[start]
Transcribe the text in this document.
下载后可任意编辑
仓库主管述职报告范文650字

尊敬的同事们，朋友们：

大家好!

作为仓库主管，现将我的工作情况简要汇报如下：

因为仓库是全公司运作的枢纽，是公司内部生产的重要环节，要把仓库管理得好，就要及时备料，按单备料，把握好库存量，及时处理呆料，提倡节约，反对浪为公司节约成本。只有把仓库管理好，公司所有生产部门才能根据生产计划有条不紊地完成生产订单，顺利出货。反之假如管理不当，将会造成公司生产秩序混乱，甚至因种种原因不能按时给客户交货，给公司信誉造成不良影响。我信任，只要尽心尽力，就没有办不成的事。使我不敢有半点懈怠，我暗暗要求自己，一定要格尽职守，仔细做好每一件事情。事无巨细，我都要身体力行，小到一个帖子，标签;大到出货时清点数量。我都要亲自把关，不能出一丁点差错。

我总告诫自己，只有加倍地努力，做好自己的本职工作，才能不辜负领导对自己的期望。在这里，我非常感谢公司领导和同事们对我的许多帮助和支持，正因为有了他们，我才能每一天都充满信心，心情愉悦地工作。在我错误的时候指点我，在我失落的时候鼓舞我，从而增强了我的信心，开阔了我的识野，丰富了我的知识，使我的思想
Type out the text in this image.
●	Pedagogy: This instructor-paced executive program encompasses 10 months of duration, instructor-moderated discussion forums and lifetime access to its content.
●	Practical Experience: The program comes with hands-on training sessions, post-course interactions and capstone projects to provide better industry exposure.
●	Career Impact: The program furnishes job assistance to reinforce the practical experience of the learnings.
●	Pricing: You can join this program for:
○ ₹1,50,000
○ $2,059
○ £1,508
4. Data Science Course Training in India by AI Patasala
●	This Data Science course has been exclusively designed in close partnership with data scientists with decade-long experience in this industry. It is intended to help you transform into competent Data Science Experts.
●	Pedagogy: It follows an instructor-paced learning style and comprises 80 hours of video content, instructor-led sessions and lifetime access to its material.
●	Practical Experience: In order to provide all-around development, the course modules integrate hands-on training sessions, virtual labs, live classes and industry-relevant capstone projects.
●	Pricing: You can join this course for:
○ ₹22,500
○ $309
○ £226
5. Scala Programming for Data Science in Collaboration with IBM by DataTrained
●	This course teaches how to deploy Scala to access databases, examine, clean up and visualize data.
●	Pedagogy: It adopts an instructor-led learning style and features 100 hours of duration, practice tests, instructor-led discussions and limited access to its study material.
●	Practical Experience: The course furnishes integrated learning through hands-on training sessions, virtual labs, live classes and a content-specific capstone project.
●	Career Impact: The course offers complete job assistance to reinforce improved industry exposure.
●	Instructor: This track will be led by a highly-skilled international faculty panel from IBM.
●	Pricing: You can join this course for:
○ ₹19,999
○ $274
[end]
INSTRUCTION: Copy out exactly the lines from the line with "Type out the text in this image." to the end of the listing, including both of those lines, and give nothing else.

TASK OUTPUT:
Type out the text in this image.
●	Pedagogy: This instructor-paced executive program encompasses 10 months of duration, instructor-moderated discussion forums and lifetime access to its content.
●	Practical Experience: The program comes with hands-on training sessions, post-course interactions and capstone projects to provide better industry exposure.
●	Career Impact: The program furnishes job assistance to reinforce the practical experience of the learnings.
●	Pricing: You can join this program for:
○ ₹1,50,000
○ $2,059
○ £1,508
4. Data Science Course Training in India by AI Patasala
●	This Data Science course has been exclusively designed in close partnership with data scientists with decade-long experience in this industry. It is intended to help you transform into competent Data Science Experts.
●	Pedagogy: It follows an instructor-paced learning style and comprises 80 hours of video content, instructor-led sessions and lifetime access to its material.
●	Practical Experience: In order to provide all-around development, the course modules integrate hands-on training sessions, virtual labs, live classes and industry-relevant capstone projects.
●	Pricing: You can join this course for:
○ ₹22,500
○ $309
○ £226
5. Scala Programming for Data Science in Collaboration with IBM by DataTrained
●	This course teaches how to deploy Scala to access databases, examine, clean up and visualize data.
●	Pedagogy: It adopts an instructor-led learning style and features 100 hours of duration, practice tests, instructor-led discussions and limited access to its study material.
●	Practical Experience: The course furnishes integrated learning through hands-on training sessions, virtual labs, live classes and a content-specific capstone project.
●	Career Impact: The course offers complete job assistance to reinforce improved industry exposure.
●	Instructor: This track will be led by a highly-skilled international faculty panel from IBM.
●	Pricing: You can join this course for:
○ ₹19,999
○ $274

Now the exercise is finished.